• [Task objective]:
Transcribe each line exactly.

• [Data excerpts]:
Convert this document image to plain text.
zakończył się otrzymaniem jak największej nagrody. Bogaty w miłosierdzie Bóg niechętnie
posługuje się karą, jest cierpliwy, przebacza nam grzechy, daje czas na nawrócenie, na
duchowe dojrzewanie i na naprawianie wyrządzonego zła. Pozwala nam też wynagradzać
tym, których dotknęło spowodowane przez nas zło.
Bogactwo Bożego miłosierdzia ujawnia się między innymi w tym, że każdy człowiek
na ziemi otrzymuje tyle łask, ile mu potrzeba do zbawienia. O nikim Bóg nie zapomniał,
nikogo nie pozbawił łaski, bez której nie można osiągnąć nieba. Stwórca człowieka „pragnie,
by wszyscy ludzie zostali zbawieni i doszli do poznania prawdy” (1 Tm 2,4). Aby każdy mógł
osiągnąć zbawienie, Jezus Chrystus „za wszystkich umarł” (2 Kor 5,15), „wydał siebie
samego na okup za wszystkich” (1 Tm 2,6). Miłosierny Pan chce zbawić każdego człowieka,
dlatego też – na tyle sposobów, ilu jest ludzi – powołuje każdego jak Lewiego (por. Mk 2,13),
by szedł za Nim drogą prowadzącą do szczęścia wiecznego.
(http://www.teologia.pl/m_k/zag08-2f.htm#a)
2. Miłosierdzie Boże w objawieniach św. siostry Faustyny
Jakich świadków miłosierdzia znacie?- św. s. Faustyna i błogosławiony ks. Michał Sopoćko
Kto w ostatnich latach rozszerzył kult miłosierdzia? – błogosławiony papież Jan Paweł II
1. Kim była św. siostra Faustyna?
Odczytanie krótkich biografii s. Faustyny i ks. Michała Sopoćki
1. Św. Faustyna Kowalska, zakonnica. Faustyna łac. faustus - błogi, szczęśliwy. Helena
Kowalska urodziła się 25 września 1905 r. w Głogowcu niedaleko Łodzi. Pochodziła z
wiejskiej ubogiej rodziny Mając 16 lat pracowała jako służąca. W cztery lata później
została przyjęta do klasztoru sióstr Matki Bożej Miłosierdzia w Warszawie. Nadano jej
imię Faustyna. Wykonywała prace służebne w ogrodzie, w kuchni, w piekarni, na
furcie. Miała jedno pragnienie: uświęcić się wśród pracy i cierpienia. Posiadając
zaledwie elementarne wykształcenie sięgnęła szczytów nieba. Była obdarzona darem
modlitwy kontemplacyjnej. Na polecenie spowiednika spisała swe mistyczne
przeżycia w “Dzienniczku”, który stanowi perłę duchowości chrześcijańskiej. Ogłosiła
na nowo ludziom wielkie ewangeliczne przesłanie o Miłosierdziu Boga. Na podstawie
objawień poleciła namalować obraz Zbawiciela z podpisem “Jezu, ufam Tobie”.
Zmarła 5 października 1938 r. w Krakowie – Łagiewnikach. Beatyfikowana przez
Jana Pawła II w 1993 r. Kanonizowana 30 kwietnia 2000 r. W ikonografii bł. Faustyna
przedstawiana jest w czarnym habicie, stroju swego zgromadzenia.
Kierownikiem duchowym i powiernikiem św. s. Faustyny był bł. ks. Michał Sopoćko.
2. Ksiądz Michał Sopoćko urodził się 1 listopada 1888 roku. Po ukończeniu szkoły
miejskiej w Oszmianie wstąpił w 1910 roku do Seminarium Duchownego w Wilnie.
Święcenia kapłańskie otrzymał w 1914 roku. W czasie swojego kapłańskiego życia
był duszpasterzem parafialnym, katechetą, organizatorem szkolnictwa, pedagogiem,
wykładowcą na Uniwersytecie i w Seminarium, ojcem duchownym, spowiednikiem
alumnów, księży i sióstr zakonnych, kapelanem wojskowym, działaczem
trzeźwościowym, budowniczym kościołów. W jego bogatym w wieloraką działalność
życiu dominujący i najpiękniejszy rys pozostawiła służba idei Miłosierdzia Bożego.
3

• [Task result]:
Convert this document image to plain text.
zakończył się otrzymaniem jak największej nagrody. Bogaty w miłosierdzie Bóg niechętnie
posługuje się karą, jest cierpliwy, przebacza nam grzechy, daje czas na nawrócenie, na
duchowe dojrzewanie i na naprawianie wyrządzonego zła. Pozwala nam też wynagradzać
tym, których dotknęło spowodowane przez nas zło.
Bogactwo Bożego miłosierdzia ujawnia się między innymi w tym, że każdy człowiek
na ziemi otrzymuje tyle łask, ile mu potrzeba do zbawienia. O nikim Bóg nie zapomniał,
nikogo nie pozbawił łaski, bez której nie można osiągnąć nieba. Stwórca człowieka „pragnie,
by wszyscy ludzie zostali zbawieni i doszli do poznania prawdy” (1 Tm 2,4). Aby każdy mógł
osiągnąć zbawienie, Jezus Chrystus „za wszystkich umarł” (2 Kor 5,15), „wydał siebie
samego na okup za wszystkich” (1 Tm 2,6). Miłosierny Pan chce zbawić każdego człowieka,
dlatego też – na tyle sposobów, ilu jest ludzi – powołuje każdego jak Lewiego (por. Mk 2,13),
by szedł za Nim drogą prowadzącą do szczęścia wiecznego.
(http://www.teologia.pl/m_k/zag08-2f.htm#a)
2. Miłosierdzie Boże w objawieniach św. siostry Faustyny
Jakich świadków miłosierdzia znacie?- św. s. Faustyna i błogosławiony ks. Michał Sopoćko
Kto w ostatnich latach rozszerzył kult miłosierdzia? – błogosławiony papież Jan Paweł II
1. Kim była św. siostra Faustyna?
Odczytanie krótkich biografii s. Faustyny i ks. Michała Sopoćki
1. Św. Faustyna Kowalska, zakonnica. Faustyna łac. faustus - błogi, szczęśliwy. Helena
Kowalska urodziła się 25 września 1905 r. w Głogowcu niedaleko Łodzi. Pochodziła z
wiejskiej ubogiej rodziny Mając 16 lat pracowała jako służąca. W cztery lata później
została przyjęta do klasztoru sióstr Matki Bożej Miłosierdzia w Warszawie. Nadano jej
imię Faustyna. Wykonywała prace służebne w ogrodzie, w kuchni, w piekarni, na
furcie. Miała jedno pragnienie: uświęcić się wśród pracy i cierpienia. Posiadając
zaledwie elementarne wykształcenie sięgnęła szczytów nieba. Była obdarzona darem
modlitwy kontemplacyjnej. Na polecenie spowiednika spisała swe mistyczne
przeżycia w “Dzienniczku”, który stanowi perłę duchowości chrześcijańskiej. Ogłosiła
na nowo ludziom wielkie ewangeliczne przesłanie o Miłosierdziu Boga. Na podstawie
objawień poleciła namalować obraz Zbawiciela z podpisem “Jezu, ufam Tobie”.
Zmarła 5 października 1938 r. w Krakowie – Łagiewnikach. Beatyfikowana przez
Jana Pawła II w 1993 r. Kanonizowana 30 kwietnia 2000 r. W ikonografii bł. Faustyna
przedstawiana jest w czarnym habicie, stroju swego zgromadzenia.
Kierownikiem duchowym i powiernikiem św. s. Faustyny był bł. ks. Michał Sopoćko.
2. Ksiądz Michał Sopoćko urodził się 1 listopada 1888 roku. Po ukończeniu szkoły
miejskiej w Oszmianie wstąpił w 1910 roku do Seminarium Duchownego w Wilnie.
Święcenia kapłańskie otrzymał w 1914 roku. W czasie swojego kapłańskiego życia
był duszpasterzem parafialnym, katechetą, organizatorem szkolnictwa, pedagogiem,
wykładowcą na Uniwersytecie i w Seminarium, ojcem duchownym, spowiednikiem
alumnów, księży i sióstr zakonnych, kapelanem wojskowym, działaczem
trzeźwościowym, budowniczym kościołów. W jego bogatym w wieloraką działalność
życiu dominujący i najpiękniejszy rys pozostawiła służba idei Miłosierdzia Bożego.
3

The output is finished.